What to produce: Can you return every line below unchanged, character for character, but with the pictures left out?

Records to process:
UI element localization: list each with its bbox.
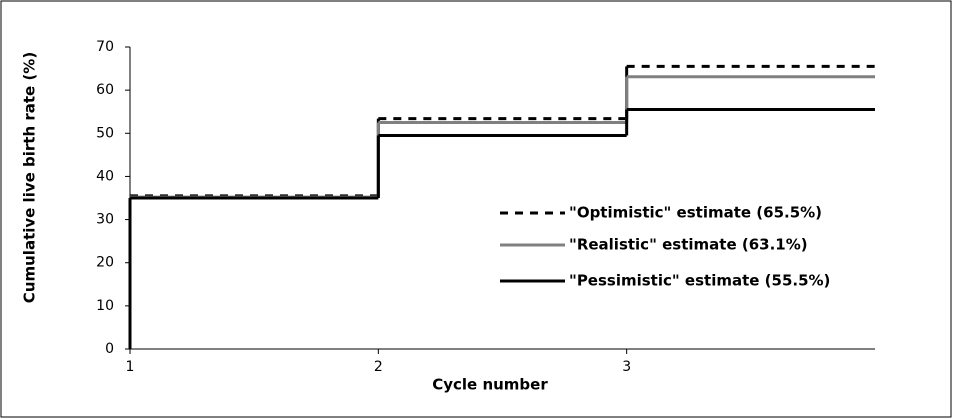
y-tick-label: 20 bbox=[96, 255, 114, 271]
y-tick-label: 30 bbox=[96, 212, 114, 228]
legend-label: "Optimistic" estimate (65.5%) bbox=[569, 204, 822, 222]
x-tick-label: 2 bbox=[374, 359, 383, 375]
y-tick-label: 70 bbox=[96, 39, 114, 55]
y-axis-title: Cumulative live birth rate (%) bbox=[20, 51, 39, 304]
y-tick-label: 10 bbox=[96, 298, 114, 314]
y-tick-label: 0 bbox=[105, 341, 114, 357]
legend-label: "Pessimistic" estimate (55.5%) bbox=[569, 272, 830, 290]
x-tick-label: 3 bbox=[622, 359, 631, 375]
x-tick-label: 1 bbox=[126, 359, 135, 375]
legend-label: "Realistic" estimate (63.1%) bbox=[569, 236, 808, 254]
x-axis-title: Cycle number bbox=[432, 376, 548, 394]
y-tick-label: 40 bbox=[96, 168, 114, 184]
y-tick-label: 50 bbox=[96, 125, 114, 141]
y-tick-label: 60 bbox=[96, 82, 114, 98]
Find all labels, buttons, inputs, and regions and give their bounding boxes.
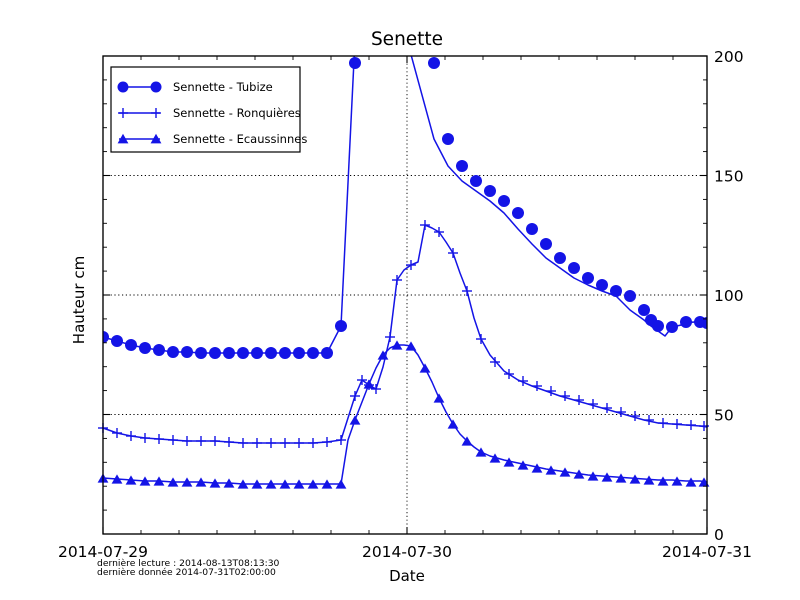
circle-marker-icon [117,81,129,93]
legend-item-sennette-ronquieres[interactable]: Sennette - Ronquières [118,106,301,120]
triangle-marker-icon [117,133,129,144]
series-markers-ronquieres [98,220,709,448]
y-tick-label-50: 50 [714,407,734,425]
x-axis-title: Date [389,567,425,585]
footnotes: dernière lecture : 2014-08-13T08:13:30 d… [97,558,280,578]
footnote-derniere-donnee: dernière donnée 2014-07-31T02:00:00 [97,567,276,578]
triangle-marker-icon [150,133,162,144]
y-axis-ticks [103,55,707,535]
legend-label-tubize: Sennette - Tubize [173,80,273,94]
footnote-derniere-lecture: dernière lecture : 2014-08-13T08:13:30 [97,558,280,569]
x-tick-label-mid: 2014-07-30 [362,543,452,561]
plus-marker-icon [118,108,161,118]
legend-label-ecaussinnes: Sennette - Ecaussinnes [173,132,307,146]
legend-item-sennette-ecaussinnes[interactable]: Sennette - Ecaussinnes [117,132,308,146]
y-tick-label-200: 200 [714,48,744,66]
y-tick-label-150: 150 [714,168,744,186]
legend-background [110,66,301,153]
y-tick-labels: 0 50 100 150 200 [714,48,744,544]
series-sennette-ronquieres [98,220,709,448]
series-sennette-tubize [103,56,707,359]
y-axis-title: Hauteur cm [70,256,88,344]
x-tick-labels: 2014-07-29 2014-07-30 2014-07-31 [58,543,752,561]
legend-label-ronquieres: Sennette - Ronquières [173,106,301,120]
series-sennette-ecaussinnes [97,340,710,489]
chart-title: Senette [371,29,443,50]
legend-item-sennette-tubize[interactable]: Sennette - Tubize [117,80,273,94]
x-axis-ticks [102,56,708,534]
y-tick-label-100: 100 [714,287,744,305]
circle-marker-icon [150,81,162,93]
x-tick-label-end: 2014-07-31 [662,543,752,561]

Solution for this task:
UI element localization: list each with its bbox.
y-tick-label: 20 bbox=[96, 255, 114, 271]
y-tick-label: 30 bbox=[96, 212, 114, 228]
legend-label: "Optimistic" estimate (65.5%) bbox=[569, 204, 822, 222]
x-tick-label: 2 bbox=[374, 359, 383, 375]
y-tick-label: 70 bbox=[96, 39, 114, 55]
y-axis-title: Cumulative live birth rate (%) bbox=[20, 51, 39, 304]
y-tick-label: 10 bbox=[96, 298, 114, 314]
y-tick-label: 0 bbox=[105, 341, 114, 357]
legend-label: "Pessimistic" estimate (55.5%) bbox=[569, 272, 830, 290]
x-tick-label: 3 bbox=[622, 359, 631, 375]
x-tick-label: 1 bbox=[126, 359, 135, 375]
legend-label: "Realistic" estimate (63.1%) bbox=[569, 236, 808, 254]
x-axis-title: Cycle number bbox=[432, 376, 548, 394]
y-tick-label: 40 bbox=[96, 168, 114, 184]
y-tick-label: 50 bbox=[96, 125, 114, 141]
y-tick-label: 60 bbox=[96, 82, 114, 98]
Find all labels, buttons, inputs, and regions and give their bounding boxes.
circle-marker-icon [117,81,129,93]
legend-item-sennette-ronquieres[interactable]: Sennette - Ronquières [118,106,301,120]
triangle-marker-icon [117,133,129,144]
series-markers-ronquieres [98,220,709,448]
y-tick-label-50: 50 [714,407,734,425]
x-axis-title: Date [389,567,425,585]
footnotes: dernière lecture : 2014-08-13T08:13:30 d… [97,558,280,578]
footnote-derniere-donnee: dernière donnée 2014-07-31T02:00:00 [97,567,276,578]
triangle-marker-icon [150,133,162,144]
y-axis-ticks [103,55,707,535]
legend-label-tubize: Sennette - Tubize [173,80,273,94]
footnote-derniere-lecture: dernière lecture : 2014-08-13T08:13:30 [97,558,280,569]
x-tick-label-mid: 2014-07-30 [362,543,452,561]
plus-marker-icon [118,108,161,118]
legend-label-ecaussinnes: Sennette - Ecaussinnes [173,132,307,146]
legend-item-sennette-ecaussinnes[interactable]: Sennette - Ecaussinnes [117,132,308,146]
y-tick-label-200: 200 [714,48,744,66]
y-tick-label-150: 150 [714,168,744,186]
legend-background [110,66,301,153]
y-tick-labels: 0 50 100 150 200 [714,48,744,544]
series-sennette-ronquieres [98,220,709,448]
series-sennette-tubize [103,56,707,359]
y-axis-title: Hauteur cm [70,256,88,344]
x-tick-labels: 2014-07-29 2014-07-30 2014-07-31 [58,543,752,561]
legend-label-ronquieres: Sennette - Ronquières [173,106,301,120]
series-sennette-ecaussinnes [97,340,710,489]
chart-title: Senette [371,29,443,50]
legend-item-sennette-tubize[interactable]: Sennette - Tubize [117,80,273,94]
x-axis-ticks [102,56,708,534]
y-tick-label-100: 100 [714,287,744,305]
circle-marker-icon [150,81,162,93]
x-tick-label-end: 2014-07-31 [662,543,752,561]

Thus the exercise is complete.